◆ Stated problem:
Find each line with the word "text" in it, then give the total alone.

---------- Data section ----------

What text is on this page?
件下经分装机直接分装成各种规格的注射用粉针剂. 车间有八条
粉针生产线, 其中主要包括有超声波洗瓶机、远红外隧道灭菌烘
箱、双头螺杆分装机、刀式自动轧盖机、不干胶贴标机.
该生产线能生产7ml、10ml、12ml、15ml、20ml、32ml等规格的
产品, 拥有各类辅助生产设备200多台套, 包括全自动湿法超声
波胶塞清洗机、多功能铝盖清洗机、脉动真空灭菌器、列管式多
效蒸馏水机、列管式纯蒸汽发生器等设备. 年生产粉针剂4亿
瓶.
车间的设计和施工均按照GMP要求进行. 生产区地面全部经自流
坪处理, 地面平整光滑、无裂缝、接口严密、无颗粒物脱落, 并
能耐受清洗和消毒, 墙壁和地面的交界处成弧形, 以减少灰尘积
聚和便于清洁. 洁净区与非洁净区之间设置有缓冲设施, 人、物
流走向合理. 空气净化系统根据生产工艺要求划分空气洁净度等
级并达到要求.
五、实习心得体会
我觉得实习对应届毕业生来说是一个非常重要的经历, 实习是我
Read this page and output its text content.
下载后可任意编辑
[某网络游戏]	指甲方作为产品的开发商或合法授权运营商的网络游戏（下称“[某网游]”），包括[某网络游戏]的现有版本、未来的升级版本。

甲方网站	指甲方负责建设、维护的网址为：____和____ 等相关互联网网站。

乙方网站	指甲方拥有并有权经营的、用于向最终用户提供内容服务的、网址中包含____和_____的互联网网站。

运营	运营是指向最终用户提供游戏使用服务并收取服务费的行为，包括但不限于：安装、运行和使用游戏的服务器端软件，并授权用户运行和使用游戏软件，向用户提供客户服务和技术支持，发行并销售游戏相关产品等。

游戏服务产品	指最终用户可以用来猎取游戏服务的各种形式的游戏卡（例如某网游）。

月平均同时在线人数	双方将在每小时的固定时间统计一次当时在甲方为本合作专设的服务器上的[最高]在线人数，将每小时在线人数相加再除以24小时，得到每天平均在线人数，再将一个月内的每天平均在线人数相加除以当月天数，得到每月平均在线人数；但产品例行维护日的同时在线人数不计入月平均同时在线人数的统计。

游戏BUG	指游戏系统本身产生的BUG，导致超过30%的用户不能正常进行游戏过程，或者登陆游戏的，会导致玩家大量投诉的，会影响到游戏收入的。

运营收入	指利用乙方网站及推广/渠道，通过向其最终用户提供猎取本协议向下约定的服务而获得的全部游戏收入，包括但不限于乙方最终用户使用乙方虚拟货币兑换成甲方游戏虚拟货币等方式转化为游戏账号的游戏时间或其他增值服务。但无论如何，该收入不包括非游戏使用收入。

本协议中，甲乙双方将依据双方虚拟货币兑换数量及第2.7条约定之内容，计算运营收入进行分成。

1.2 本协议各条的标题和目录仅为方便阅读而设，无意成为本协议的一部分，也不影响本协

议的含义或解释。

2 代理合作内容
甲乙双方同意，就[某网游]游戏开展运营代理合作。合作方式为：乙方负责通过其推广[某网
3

----------

◆ Solved exercise:
2